§ Data provided:

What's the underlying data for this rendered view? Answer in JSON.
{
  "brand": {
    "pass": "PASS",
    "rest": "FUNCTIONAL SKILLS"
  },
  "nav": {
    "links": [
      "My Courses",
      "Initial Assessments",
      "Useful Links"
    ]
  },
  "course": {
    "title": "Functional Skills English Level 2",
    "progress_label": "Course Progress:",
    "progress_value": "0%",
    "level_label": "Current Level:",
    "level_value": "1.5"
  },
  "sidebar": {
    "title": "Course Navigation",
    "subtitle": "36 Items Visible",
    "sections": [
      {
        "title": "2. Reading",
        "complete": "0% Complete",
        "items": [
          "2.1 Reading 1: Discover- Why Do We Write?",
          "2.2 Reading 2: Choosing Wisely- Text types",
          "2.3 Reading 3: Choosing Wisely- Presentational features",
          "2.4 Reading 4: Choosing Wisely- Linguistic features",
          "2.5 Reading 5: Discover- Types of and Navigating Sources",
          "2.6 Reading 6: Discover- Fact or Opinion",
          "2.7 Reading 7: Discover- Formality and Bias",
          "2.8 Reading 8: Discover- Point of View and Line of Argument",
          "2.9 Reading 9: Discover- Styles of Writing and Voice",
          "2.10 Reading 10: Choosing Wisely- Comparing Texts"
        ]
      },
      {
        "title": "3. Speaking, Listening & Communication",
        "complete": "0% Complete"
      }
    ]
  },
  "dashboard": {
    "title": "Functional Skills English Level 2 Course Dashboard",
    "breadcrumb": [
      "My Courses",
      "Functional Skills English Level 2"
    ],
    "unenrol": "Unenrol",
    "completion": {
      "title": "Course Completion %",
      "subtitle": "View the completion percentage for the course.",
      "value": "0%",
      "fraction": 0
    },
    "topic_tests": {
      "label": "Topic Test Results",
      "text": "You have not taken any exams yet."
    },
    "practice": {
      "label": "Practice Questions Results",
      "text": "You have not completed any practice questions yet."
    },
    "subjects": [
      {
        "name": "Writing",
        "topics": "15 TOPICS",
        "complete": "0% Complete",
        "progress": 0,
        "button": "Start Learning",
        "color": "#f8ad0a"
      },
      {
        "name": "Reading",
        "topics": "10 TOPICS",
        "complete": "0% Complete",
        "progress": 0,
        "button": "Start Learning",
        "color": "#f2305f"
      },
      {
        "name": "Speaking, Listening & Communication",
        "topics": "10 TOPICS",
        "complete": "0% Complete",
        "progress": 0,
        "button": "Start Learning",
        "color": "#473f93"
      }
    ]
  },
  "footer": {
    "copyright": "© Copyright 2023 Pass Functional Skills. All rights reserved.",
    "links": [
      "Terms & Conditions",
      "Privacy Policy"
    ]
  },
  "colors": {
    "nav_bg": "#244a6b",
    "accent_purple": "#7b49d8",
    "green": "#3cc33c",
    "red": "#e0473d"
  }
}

§ What you should do:
Reproduce all of the data exactly as given.

§ Response to this exercise:
What's the underlying data for this rendered view? Answer in JSON.
{
  "brand": {
    "pass": "PASS",
    "rest": "FUNCTIONAL SKILLS"
  },
  "nav": {
    "links": [
      "My Courses",
      "Initial Assessments",
      "Useful Links"
    ]
  },
  "course": {
    "title": "Functional Skills English Level 2",
    "progress_label": "Course Progress:",
    "progress_value": "0%",
    "level_label": "Current Level:",
    "level_value": "1.5"
  },
  "sidebar": {
    "title": "Course Navigation",
    "subtitle": "36 Items Visible",
    "sections": [
      {
        "title": "2. Reading",
        "complete": "0% Complete",
        "items": [
          "2.1 Reading 1: Discover- Why Do We Write?",
          "2.2 Reading 2: Choosing Wisely- Text types",
          "2.3 Reading 3: Choosing Wisely- Presentational features",
          "2.4 Reading 4: Choosing Wisely- Linguistic features",
          "2.5 Reading 5: Discover- Types of and Navigating Sources",
          "2.6 Reading 6: Discover- Fact or Opinion",
          "2.7 Reading 7: Discover- Formality and Bias",
          "2.8 Reading 8: Discover- Point of View and Line of Argument",
          "2.9 Reading 9: Discover- Styles of Writing and Voice",
          "2.10 Reading 10: Choosing Wisely- Comparing Texts"
        ]
      },
      {
        "title": "3. Speaking, Listening & Communication",
        "complete": "0% Complete"
      }
    ]
  },
  "dashboard": {
    "title": "Functional Skills English Level 2 Course Dashboard",
    "breadcrumb": [
      "My Courses",
      "Functional Skills English Level 2"
    ],
    "unenrol": "Unenrol",
    "completion": {
      "title": "Course Completion %",
      "subtitle": "View the completion percentage for the course.",
      "value": "0%",
      "fraction": 0
    },
    "topic_tests": {
      "label": "Topic Test Results",
      "text": "You have not taken any exams yet."
    },
    "practice": {
      "label": "Practice Questions Results",
      "text": "You have not completed any practice questions yet."
    },
    "subjects": [
      {
        "name": "Writing",
        "topics": "15 TOPICS",
        "complete": "0% Complete",
        "progress": 0,
        "button": "Start Learning",
        "color": "#f8ad0a"
      },
      {
        "name": "Reading",
        "topics": "10 TOPICS",
        "complete": "0% Complete",
        "progress": 0,
        "button": "Start Learning",
        "color": "#f2305f"
      },
      {
        "name": "Speaking, Listening & Communication",
        "topics": "10 TOPICS",
        "complete": "0% Complete",
        "progress": 0,
        "button": "Start Learning",
        "color": "#473f93"
      }
    ]
  },
  "footer": {
    "copyright": "© Copyright 2023 Pass Functional Skills. All rights reserved.",
    "links": [
      "Terms & Conditions",
      "Privacy Policy"
    ]
  },
  "colors": {
    "nav_bg": "#244a6b",
    "accent_purple": "#7b49d8",
    "green": "#3cc33c",
    "red": "#e0473d"
  }
}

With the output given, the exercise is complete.